++++ PROVIDED ENTRIES ++++

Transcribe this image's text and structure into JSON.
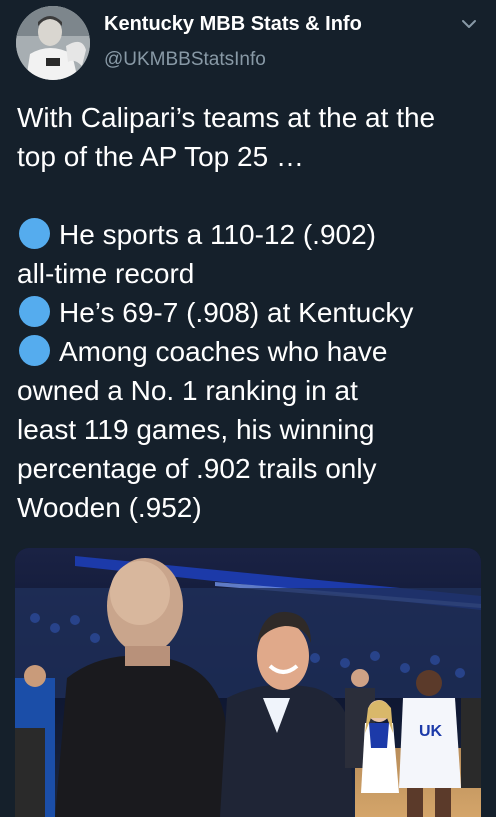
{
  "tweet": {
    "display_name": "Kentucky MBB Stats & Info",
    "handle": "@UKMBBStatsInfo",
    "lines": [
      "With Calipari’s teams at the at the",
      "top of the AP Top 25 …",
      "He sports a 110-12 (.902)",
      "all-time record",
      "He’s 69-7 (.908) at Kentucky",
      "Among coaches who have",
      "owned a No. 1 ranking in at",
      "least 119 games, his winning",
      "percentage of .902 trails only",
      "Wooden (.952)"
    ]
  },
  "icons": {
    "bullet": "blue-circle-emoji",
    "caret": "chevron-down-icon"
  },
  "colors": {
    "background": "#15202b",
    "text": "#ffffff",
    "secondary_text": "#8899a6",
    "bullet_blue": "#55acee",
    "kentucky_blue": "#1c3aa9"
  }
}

++++
++++ PROVIDED ENTRIES ++++

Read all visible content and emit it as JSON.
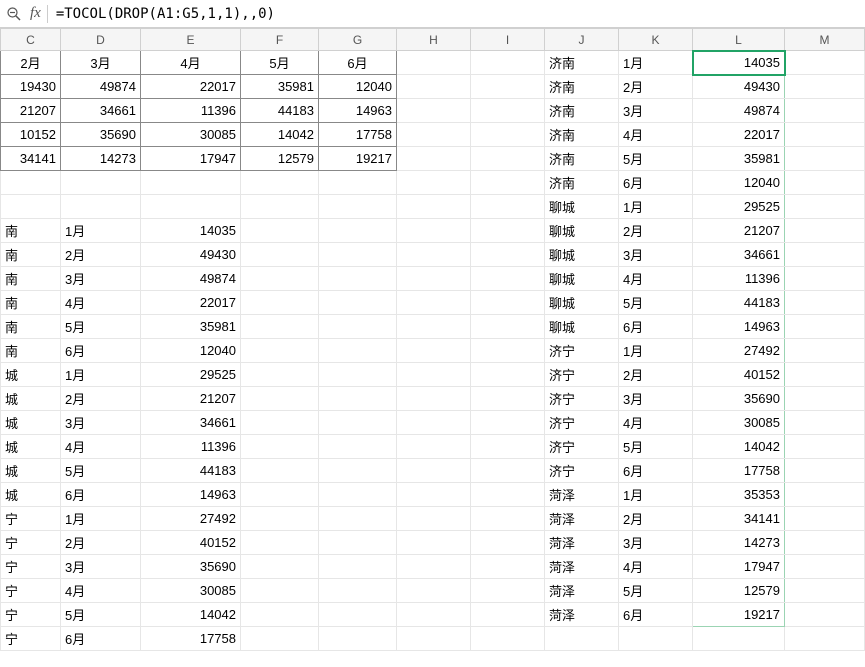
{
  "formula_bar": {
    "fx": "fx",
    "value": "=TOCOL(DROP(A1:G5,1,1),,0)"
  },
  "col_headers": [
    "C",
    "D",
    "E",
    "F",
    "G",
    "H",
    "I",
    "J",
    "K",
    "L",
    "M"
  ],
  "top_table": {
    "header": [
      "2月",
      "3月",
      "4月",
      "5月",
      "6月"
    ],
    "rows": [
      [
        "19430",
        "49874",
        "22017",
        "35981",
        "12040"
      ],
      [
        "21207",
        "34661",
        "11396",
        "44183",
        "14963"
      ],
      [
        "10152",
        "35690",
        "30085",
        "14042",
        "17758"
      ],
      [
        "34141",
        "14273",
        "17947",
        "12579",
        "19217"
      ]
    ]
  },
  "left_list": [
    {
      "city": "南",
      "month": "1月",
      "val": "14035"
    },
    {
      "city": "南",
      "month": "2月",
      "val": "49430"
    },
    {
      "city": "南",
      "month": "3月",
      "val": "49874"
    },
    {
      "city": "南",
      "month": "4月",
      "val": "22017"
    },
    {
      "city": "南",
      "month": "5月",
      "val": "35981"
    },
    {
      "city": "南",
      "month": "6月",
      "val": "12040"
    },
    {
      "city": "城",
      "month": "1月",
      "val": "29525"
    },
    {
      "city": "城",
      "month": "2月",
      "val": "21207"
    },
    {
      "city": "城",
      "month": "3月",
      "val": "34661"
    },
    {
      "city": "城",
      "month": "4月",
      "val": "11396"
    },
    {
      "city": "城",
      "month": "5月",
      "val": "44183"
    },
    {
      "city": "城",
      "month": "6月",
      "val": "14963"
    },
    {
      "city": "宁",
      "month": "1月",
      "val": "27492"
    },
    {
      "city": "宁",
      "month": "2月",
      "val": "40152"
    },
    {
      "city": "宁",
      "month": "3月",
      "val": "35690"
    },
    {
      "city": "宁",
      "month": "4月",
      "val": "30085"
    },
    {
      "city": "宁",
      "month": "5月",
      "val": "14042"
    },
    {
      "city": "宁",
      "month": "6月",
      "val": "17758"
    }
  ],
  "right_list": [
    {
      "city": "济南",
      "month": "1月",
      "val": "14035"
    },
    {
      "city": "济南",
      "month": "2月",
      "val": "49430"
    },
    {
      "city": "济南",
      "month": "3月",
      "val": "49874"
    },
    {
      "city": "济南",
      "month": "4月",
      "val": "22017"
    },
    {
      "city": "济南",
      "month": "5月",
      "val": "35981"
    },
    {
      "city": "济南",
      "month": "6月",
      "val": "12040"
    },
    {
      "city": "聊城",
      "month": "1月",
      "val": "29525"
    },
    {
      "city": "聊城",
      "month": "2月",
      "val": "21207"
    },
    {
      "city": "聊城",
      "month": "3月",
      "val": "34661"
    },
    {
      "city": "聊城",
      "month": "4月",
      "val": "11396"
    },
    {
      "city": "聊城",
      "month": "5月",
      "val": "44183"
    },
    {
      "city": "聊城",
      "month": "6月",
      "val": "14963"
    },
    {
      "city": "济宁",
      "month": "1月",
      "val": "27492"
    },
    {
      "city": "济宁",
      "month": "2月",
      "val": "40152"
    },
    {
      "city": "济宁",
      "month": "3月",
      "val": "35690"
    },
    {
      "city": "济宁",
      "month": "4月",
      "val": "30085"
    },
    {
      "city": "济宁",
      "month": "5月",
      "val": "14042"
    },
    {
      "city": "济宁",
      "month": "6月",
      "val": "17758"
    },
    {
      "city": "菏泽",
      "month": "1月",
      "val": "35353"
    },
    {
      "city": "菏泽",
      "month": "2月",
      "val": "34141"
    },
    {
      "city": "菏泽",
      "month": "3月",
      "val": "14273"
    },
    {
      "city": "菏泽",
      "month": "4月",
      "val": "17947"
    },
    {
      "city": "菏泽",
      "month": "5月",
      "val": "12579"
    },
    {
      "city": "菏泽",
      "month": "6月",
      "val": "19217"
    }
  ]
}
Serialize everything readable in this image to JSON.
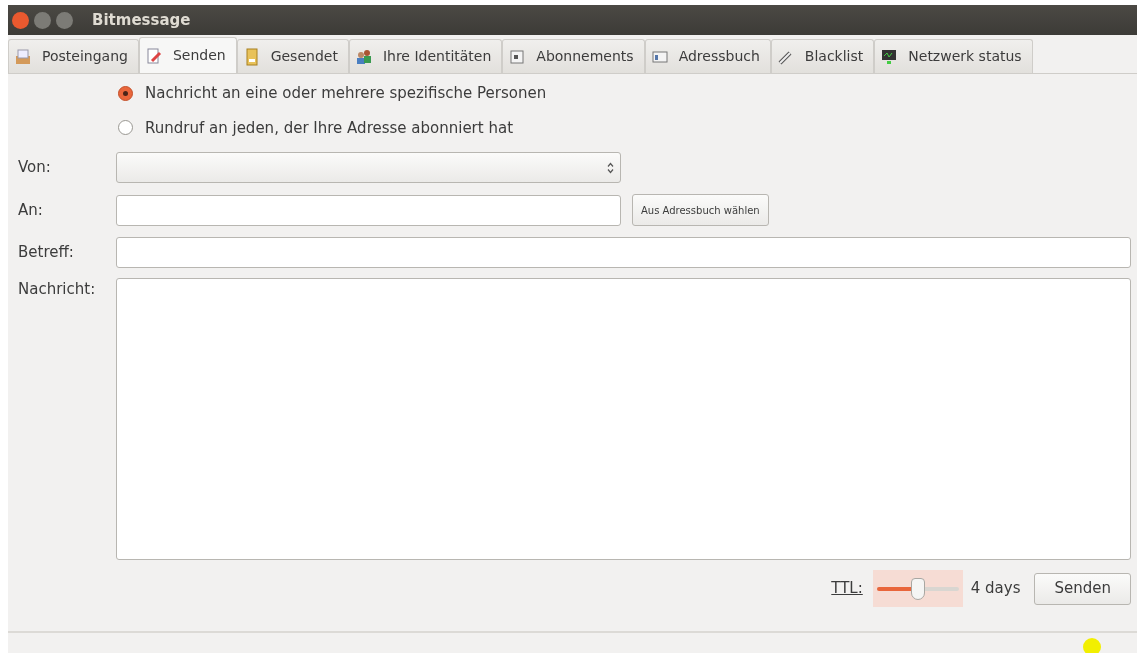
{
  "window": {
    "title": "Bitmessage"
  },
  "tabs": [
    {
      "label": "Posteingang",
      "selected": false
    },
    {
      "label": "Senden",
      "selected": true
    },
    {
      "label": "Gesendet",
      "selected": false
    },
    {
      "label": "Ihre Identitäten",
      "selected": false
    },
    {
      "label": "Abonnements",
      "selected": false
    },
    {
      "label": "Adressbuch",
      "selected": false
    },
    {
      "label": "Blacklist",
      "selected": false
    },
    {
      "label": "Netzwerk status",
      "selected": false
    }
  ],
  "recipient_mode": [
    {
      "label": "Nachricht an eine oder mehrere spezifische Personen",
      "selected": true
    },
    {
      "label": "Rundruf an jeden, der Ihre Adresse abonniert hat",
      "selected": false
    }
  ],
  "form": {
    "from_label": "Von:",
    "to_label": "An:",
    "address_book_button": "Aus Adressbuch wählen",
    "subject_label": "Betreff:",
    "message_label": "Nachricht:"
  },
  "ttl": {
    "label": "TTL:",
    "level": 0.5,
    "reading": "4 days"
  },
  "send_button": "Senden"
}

++++
++++ PROVIDED ENTRIES ++++

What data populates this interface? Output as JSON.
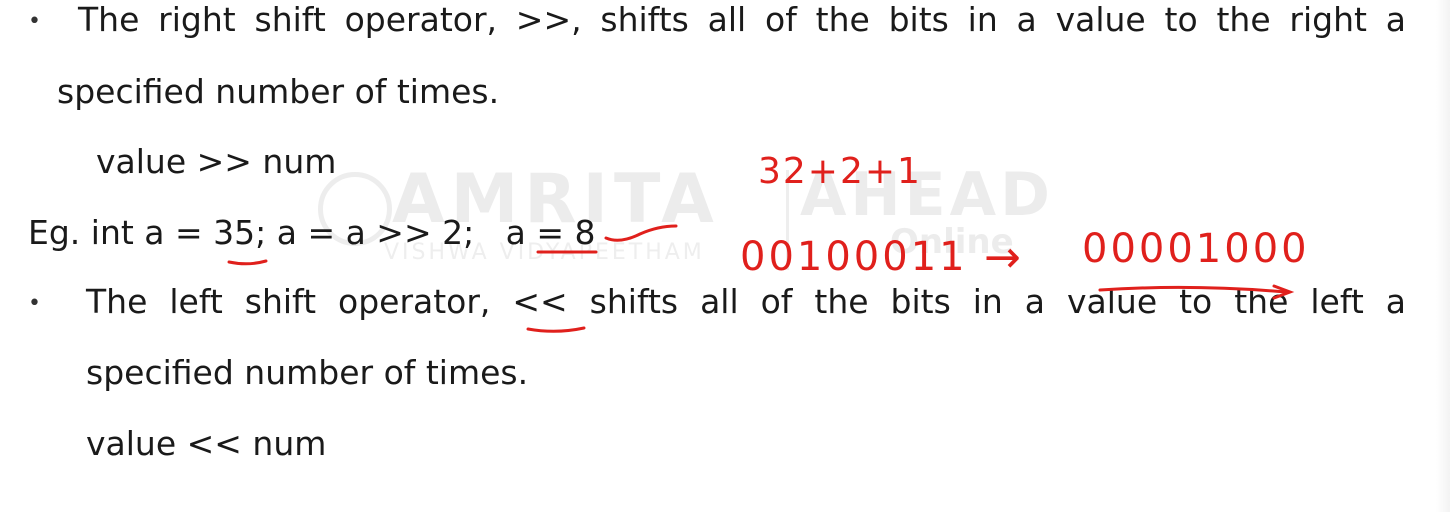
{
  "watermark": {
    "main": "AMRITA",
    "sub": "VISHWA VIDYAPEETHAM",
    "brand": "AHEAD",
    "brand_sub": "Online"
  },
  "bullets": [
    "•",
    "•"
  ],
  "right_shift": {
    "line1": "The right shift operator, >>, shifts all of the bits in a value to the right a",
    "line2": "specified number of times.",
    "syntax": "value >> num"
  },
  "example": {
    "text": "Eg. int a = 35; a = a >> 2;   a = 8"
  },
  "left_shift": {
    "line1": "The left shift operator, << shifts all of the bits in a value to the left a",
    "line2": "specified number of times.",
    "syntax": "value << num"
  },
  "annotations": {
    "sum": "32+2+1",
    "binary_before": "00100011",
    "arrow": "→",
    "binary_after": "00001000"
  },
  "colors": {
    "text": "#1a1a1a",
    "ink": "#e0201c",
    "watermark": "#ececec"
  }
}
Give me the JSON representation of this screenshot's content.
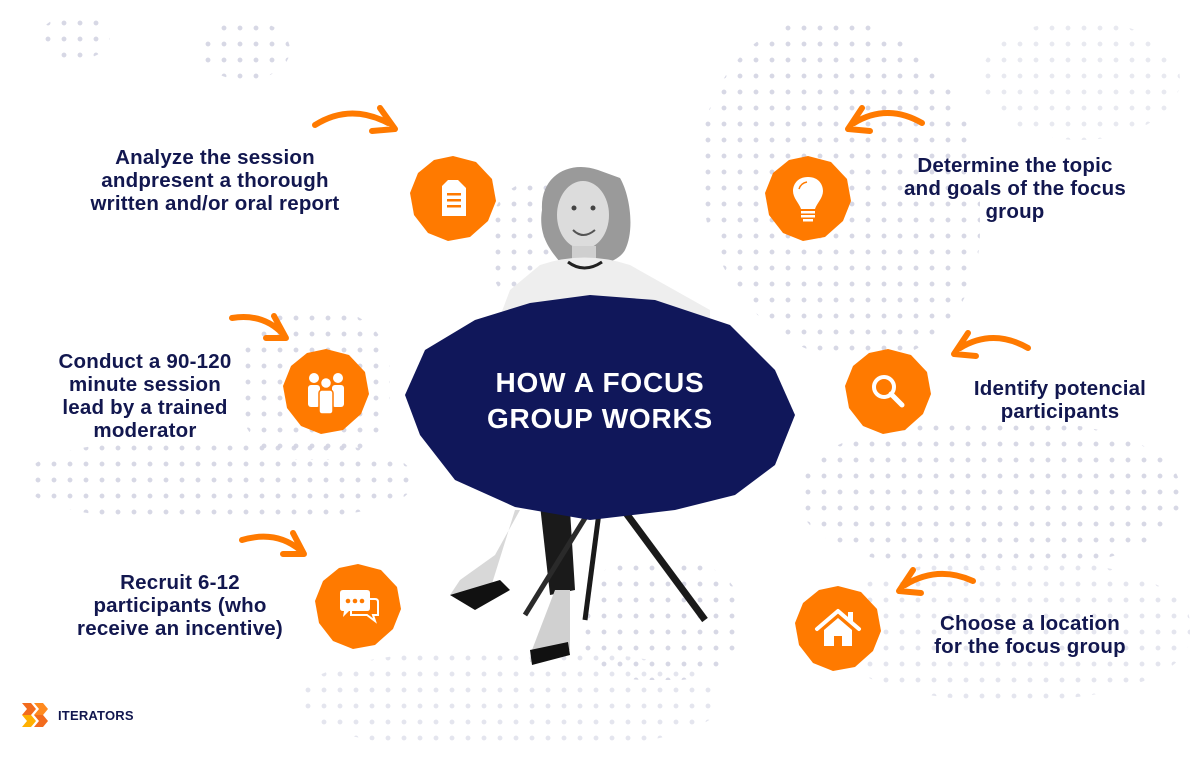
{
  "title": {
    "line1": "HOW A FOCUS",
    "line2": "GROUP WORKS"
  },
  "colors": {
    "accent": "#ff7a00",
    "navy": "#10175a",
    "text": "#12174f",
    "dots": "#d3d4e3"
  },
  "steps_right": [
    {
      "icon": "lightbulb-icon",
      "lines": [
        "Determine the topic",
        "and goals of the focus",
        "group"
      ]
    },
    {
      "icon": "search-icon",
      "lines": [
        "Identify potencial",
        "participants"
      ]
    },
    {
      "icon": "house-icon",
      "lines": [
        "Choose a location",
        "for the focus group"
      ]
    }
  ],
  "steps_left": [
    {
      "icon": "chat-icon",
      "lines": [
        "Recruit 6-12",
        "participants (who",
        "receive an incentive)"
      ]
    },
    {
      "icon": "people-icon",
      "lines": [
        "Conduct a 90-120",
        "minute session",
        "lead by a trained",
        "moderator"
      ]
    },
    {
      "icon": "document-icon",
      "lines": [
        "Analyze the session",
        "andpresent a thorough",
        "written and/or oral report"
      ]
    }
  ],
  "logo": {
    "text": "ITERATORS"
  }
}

++++

**PROMPT**
Spot every line that holds "image" and copy it.

**RESPONSE TO THE TASK**
Transcribe this image's text and structure into JSON.
Serialize everything readable in this image to JSON.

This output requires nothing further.